▶ [Instructions for the task]: Copy all lines in which the word "JSON" can be found.

— begin Supplied material —

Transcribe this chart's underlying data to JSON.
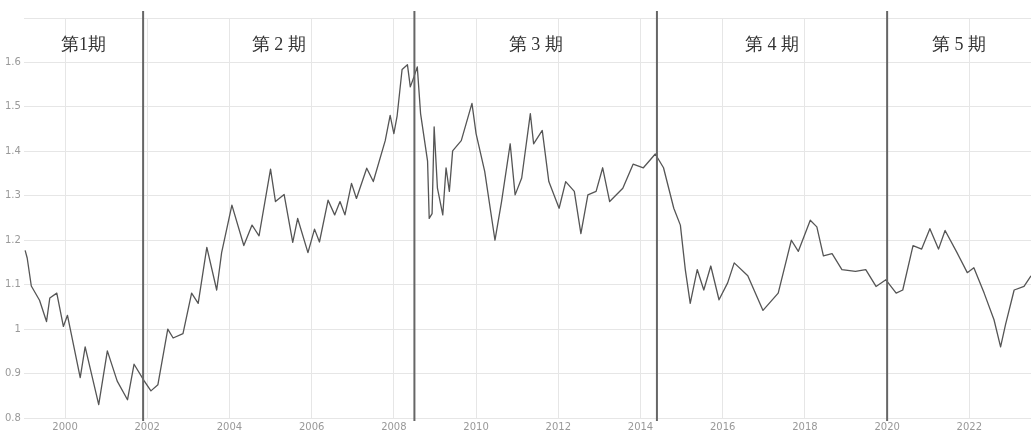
{
  "chart_data": {
    "type": "line",
    "color": "#555555",
    "marker": "none",
    "grid": true,
    "x": [
      1999.03,
      1999.08,
      1999.18,
      1999.38,
      1999.55,
      1999.63,
      1999.8,
      1999.96,
      2000.06,
      2000.37,
      2000.49,
      2000.82,
      2001.03,
      2001.27,
      2001.52,
      2001.68,
      2001.93,
      2002.09,
      2002.26,
      2002.5,
      2002.63,
      2002.87,
      2003.08,
      2003.24,
      2003.45,
      2003.69,
      2003.81,
      2004.06,
      2004.35,
      2004.55,
      2004.72,
      2005.0,
      2005.12,
      2005.33,
      2005.54,
      2005.66,
      2005.91,
      2006.07,
      2006.19,
      2006.4,
      2006.56,
      2006.69,
      2006.81,
      2006.97,
      2007.09,
      2007.34,
      2007.5,
      2007.79,
      2007.91,
      2008.0,
      2008.08,
      2008.2,
      2008.33,
      2008.4,
      2008.49,
      2008.57,
      2008.65,
      2008.82,
      2008.86,
      2008.93,
      2008.98,
      2009.06,
      2009.19,
      2009.27,
      2009.35,
      2009.43,
      2009.64,
      2009.9,
      2010.0,
      2010.21,
      2010.46,
      2010.62,
      2010.83,
      2010.95,
      2011.11,
      2011.32,
      2011.4,
      2011.61,
      2011.77,
      2012.02,
      2012.18,
      2012.39,
      2012.55,
      2012.72,
      2012.92,
      2013.08,
      2013.25,
      2013.57,
      2013.82,
      2014.07,
      2014.36,
      2014.56,
      2014.81,
      2014.97,
      2015.09,
      2015.21,
      2015.38,
      2015.54,
      2015.71,
      2015.91,
      2016.12,
      2016.28,
      2016.61,
      2016.98,
      2017.35,
      2017.67,
      2017.84,
      2018.13,
      2018.29,
      2018.45,
      2018.66,
      2018.9,
      2019.23,
      2019.48,
      2019.73,
      2019.97,
      2020.22,
      2020.38,
      2020.63,
      2020.84,
      2021.04,
      2021.25,
      2021.41,
      2021.7,
      2021.95,
      2022.11,
      2022.36,
      2022.6,
      2022.76,
      2022.88,
      2023.09,
      2023.33,
      2023.5
    ],
    "values": [
      1.177,
      1.16,
      1.097,
      1.065,
      1.017,
      1.07,
      1.081,
      1.006,
      1.031,
      0.891,
      0.96,
      0.83,
      0.951,
      0.883,
      0.841,
      0.921,
      0.883,
      0.861,
      0.875,
      1.0,
      0.98,
      0.99,
      1.081,
      1.058,
      1.184,
      1.088,
      1.172,
      1.279,
      1.188,
      1.234,
      1.21,
      1.36,
      1.287,
      1.303,
      1.195,
      1.249,
      1.172,
      1.225,
      1.196,
      1.29,
      1.257,
      1.287,
      1.257,
      1.328,
      1.294,
      1.362,
      1.332,
      1.424,
      1.481,
      1.44,
      1.48,
      1.584,
      1.595,
      1.545,
      1.568,
      1.59,
      1.485,
      1.378,
      1.249,
      1.26,
      1.455,
      1.317,
      1.257,
      1.363,
      1.31,
      1.401,
      1.424,
      1.508,
      1.44,
      1.355,
      1.2,
      1.287,
      1.417,
      1.302,
      1.34,
      1.485,
      1.417,
      1.447,
      1.332,
      1.272,
      1.332,
      1.31,
      1.215,
      1.302,
      1.31,
      1.363,
      1.287,
      1.317,
      1.371,
      1.363,
      1.394,
      1.363,
      1.272,
      1.234,
      1.134,
      1.058,
      1.134,
      1.088,
      1.142,
      1.066,
      1.104,
      1.149,
      1.12,
      1.042,
      1.081,
      1.2,
      1.175,
      1.245,
      1.23,
      1.165,
      1.17,
      1.134,
      1.13,
      1.134,
      1.096,
      1.111,
      1.081,
      1.088,
      1.188,
      1.18,
      1.226,
      1.18,
      1.222,
      1.172,
      1.127,
      1.138,
      1.081,
      1.021,
      0.96,
      1.01,
      1.088,
      1.096,
      1.12
    ],
    "xlim": [
      1999.0,
      2023.5
    ],
    "xticks": [
      2000,
      2002,
      2004,
      2006,
      2008,
      2010,
      2012,
      2014,
      2016,
      2018,
      2020,
      2022
    ],
    "ylim": [
      0.8,
      1.7
    ],
    "yticks": [
      0.8,
      0.9,
      1.0,
      1.1,
      1.2,
      1.3,
      1.4,
      1.5,
      1.6,
      {
        "value": 1.7,
        "label": null
      }
    ],
    "ref_lines": [
      {
        "axis": "x",
        "value": 2001.9,
        "color": "#666666"
      },
      {
        "axis": "x",
        "value": 2008.5,
        "color": "#666666"
      },
      {
        "axis": "x",
        "value": 2014.4,
        "color": "#666666"
      },
      {
        "axis": "x",
        "value": 2020.0,
        "color": "#666666"
      }
    ],
    "annotations": [
      "第1期",
      "第 2 期",
      "第 3 期",
      "第 4 期",
      "第 5 期"
    ]
  }
}
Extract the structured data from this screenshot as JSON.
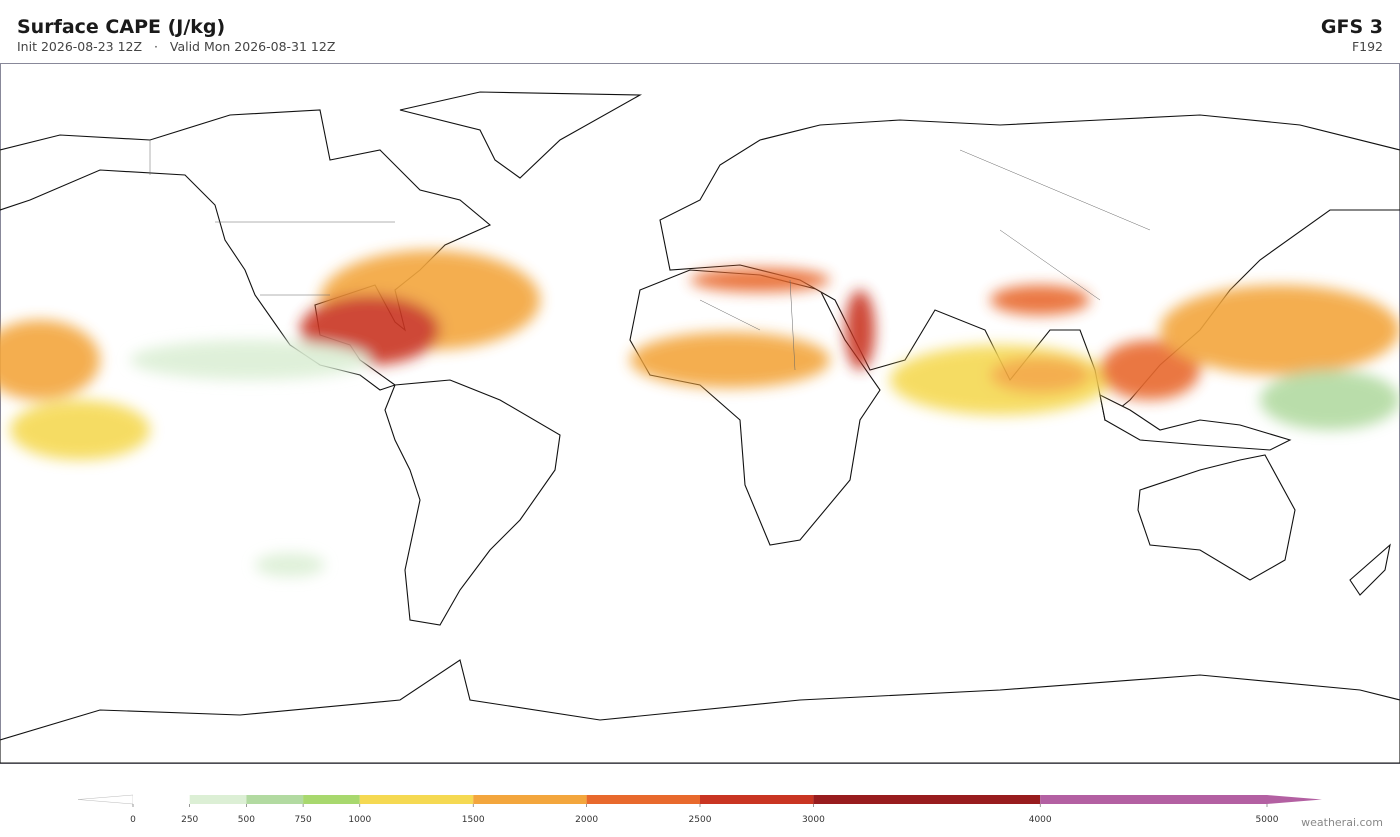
{
  "header": {
    "title": "Surface CAPE  (J/kg)",
    "init": "Init 2026-08-23 12Z",
    "separator": "·",
    "valid": "Valid Mon 2026-08-31 12Z",
    "model": "GFS 3",
    "forecast_hour": "F192"
  },
  "colorbar": {
    "lim": [
      0,
      5000
    ],
    "ticks": [
      0,
      250,
      500,
      750,
      1000,
      1500,
      2000,
      2500,
      3000,
      4000,
      5000
    ],
    "bounds": [
      0,
      250,
      500,
      750,
      1000,
      1500,
      2000,
      2500,
      3000,
      4000,
      5000
    ],
    "colors": [
      "#ffffff",
      "#dcefd5",
      "#b2daa1",
      "#a8d86e",
      "#f5d952",
      "#f3a63d",
      "#e8692d",
      "#c93522",
      "#981c1e",
      "#b360a2"
    ]
  },
  "watermark": "weatherai.com"
}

— end Supplied material —

▶ [Expected answer]:
Transcribe this chart's underlying data to JSON.
Extract the structured data from this screenshot as JSON.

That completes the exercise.